Requirements >>
Give only a count of the lines that include the string "text".

Records shown >>
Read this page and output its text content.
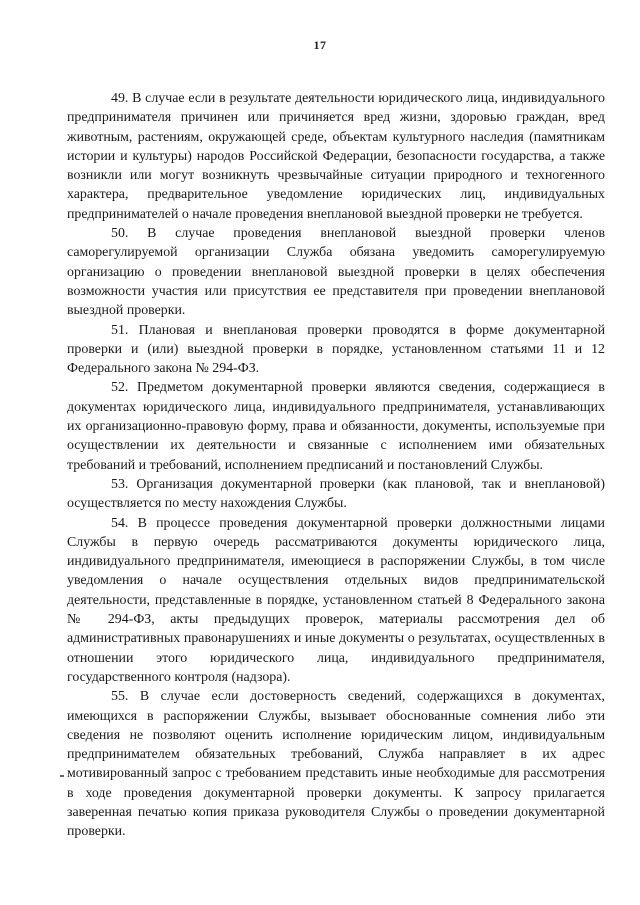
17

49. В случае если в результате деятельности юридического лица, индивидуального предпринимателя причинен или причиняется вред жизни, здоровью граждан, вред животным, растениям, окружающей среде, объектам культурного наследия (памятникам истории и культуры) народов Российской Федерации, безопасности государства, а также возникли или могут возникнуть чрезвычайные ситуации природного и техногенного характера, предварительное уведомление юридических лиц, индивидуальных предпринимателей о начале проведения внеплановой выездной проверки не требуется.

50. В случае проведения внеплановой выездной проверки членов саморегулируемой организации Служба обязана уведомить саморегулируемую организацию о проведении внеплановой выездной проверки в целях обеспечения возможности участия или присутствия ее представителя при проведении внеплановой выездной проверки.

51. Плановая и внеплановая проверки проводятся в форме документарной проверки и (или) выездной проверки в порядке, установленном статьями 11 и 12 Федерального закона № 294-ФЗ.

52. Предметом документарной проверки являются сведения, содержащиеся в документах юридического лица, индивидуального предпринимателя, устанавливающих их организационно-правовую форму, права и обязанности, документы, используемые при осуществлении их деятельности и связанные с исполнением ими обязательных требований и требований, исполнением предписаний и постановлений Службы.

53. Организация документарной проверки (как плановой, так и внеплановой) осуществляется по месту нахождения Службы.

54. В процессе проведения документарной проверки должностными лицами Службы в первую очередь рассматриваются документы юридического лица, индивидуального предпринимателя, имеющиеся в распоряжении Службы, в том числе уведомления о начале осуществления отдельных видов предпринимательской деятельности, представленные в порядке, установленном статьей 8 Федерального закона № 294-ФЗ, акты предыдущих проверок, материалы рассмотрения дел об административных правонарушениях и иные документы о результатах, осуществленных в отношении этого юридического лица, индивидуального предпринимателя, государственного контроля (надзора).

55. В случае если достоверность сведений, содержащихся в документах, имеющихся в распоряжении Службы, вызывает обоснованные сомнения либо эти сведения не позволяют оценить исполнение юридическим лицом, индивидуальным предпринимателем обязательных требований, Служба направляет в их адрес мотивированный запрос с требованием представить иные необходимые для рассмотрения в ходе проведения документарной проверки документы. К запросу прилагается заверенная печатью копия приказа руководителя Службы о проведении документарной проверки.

==

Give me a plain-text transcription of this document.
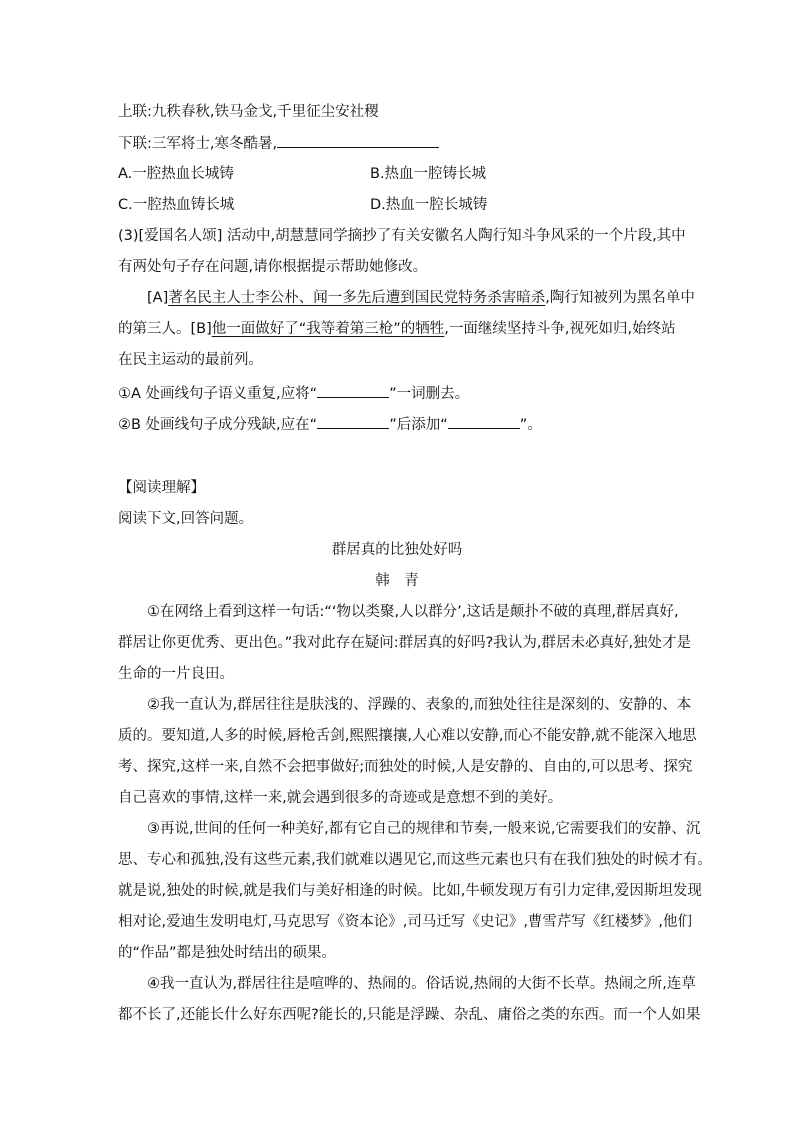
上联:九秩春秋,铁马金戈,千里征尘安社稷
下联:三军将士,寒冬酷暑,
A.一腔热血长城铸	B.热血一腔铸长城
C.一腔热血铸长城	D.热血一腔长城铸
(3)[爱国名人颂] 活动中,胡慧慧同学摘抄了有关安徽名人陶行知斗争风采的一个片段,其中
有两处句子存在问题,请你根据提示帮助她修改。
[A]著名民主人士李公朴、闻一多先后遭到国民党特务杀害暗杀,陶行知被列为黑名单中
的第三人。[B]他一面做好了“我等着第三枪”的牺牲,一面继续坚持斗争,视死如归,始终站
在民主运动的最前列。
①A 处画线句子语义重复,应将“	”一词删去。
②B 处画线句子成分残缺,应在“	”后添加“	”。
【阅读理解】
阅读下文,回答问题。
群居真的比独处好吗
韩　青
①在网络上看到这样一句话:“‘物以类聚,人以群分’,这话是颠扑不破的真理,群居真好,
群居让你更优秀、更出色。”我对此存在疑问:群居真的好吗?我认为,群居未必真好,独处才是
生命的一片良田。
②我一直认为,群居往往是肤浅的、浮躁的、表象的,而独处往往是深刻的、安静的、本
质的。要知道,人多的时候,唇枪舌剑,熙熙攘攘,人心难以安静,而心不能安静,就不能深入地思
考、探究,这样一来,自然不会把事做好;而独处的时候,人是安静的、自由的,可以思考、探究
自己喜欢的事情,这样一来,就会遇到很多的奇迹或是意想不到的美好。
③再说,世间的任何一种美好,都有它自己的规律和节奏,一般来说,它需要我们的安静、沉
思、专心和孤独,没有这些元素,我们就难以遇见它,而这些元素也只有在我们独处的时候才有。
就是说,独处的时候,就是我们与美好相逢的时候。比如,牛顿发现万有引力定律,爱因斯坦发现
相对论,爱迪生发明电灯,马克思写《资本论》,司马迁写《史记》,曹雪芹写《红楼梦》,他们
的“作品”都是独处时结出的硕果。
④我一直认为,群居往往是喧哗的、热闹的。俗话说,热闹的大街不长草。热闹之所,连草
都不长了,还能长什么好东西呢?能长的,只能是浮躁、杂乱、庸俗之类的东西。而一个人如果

Exercise solution >>
2